■ **Your objective**
Collect each line of the records containing the string "badge".

Dataset entries:
▼

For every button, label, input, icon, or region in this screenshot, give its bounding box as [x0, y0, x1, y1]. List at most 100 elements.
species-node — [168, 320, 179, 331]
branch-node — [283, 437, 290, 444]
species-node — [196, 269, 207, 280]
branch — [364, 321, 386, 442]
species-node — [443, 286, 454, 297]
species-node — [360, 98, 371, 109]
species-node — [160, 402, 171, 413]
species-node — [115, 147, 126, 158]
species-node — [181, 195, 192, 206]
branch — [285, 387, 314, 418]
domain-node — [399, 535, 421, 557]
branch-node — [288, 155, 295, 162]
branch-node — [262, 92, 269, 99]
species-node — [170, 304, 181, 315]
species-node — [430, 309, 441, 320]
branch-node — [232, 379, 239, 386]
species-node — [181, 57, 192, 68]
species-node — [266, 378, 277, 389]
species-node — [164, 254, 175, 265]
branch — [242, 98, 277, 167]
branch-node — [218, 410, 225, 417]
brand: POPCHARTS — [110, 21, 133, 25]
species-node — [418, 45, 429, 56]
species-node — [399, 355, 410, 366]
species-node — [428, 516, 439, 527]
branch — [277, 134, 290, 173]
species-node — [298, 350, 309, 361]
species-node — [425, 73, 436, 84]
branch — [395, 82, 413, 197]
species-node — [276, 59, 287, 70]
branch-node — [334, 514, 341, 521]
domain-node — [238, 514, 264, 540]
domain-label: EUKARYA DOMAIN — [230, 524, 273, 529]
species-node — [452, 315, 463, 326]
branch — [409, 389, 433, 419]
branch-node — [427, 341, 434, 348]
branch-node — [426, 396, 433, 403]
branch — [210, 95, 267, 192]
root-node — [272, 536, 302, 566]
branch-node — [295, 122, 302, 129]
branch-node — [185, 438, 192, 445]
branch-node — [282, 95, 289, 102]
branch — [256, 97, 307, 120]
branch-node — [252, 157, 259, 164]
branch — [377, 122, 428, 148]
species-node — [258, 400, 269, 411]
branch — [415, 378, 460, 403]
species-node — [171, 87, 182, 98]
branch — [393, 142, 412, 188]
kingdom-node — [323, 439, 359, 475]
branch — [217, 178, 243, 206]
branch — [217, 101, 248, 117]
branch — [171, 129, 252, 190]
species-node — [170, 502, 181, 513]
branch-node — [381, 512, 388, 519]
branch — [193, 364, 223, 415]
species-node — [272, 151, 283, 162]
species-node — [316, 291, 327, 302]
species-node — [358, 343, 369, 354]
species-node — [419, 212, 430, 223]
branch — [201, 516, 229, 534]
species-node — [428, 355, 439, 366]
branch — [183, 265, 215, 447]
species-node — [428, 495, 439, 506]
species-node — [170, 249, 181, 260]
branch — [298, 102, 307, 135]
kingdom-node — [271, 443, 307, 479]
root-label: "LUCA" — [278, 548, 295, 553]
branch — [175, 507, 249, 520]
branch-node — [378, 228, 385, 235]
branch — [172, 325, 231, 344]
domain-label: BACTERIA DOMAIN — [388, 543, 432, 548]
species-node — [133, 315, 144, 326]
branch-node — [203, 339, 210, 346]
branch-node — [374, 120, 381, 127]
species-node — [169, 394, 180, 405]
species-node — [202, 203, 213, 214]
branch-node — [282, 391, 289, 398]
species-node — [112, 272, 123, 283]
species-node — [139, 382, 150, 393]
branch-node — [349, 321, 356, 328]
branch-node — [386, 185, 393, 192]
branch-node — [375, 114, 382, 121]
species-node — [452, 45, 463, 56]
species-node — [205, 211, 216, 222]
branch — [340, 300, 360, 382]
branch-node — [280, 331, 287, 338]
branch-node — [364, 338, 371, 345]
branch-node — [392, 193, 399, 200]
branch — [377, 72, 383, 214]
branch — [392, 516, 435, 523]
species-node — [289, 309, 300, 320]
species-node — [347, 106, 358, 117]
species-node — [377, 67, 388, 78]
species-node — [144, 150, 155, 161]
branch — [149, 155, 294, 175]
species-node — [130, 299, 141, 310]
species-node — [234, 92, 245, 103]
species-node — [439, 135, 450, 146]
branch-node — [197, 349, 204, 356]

▲
▼

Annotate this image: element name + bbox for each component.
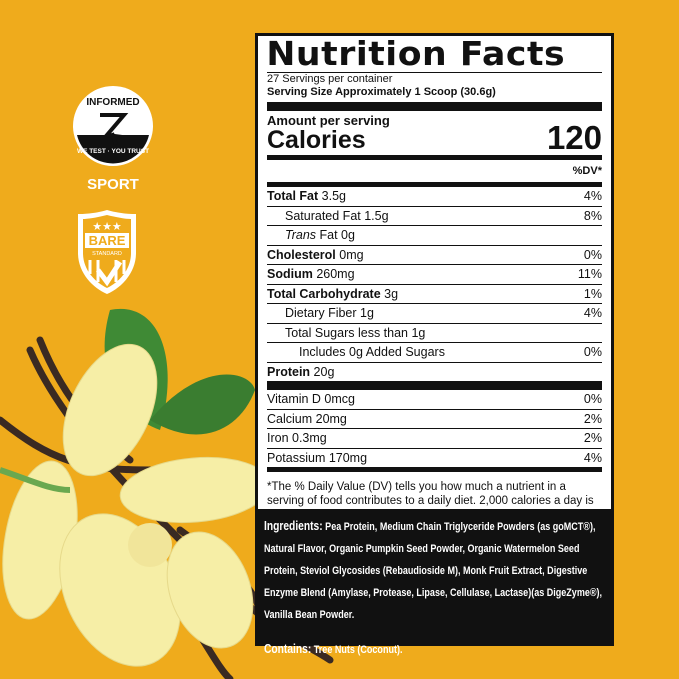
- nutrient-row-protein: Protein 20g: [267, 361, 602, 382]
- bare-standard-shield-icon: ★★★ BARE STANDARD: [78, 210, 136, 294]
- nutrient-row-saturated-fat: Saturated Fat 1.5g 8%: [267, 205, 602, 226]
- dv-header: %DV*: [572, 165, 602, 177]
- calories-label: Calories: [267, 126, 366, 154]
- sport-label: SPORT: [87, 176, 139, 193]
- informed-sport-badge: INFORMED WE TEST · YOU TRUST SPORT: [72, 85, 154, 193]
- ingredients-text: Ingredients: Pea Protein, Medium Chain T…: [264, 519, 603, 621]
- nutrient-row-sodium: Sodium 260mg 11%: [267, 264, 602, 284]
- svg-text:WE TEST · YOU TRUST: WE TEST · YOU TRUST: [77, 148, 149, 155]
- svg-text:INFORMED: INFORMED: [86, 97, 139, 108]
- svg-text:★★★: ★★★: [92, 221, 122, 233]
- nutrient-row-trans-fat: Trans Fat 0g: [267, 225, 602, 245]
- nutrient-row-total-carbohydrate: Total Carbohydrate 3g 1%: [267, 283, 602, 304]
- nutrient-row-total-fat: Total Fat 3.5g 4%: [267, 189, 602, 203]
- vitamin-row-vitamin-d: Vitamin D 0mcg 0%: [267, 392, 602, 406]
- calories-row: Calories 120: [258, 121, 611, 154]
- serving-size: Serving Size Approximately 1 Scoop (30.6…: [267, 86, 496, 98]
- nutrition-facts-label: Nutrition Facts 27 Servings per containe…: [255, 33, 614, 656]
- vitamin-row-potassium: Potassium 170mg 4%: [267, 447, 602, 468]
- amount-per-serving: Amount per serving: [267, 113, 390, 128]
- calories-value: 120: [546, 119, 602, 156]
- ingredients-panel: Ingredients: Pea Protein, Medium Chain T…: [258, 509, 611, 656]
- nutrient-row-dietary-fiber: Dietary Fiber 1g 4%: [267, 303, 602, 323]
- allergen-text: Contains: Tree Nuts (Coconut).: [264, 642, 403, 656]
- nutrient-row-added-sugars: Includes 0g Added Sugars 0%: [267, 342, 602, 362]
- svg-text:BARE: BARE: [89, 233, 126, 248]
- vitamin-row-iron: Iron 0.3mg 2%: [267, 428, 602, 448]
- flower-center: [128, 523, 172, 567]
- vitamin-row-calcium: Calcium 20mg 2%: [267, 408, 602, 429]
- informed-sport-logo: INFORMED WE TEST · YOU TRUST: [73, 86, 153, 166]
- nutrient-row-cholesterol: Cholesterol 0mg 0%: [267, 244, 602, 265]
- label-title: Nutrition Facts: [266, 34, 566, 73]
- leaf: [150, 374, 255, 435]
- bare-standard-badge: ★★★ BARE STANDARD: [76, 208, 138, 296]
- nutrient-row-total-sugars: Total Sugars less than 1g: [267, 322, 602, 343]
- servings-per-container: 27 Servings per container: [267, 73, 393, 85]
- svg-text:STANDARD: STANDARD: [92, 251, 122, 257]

▲

■ **Answer section**
- informed-sport-badge: INFORMED WE TEST · YOU TRUST SPORT: [72, 85, 154, 193]
- bare-standard-badge: ★★★ BARE STANDARD: [76, 208, 138, 296]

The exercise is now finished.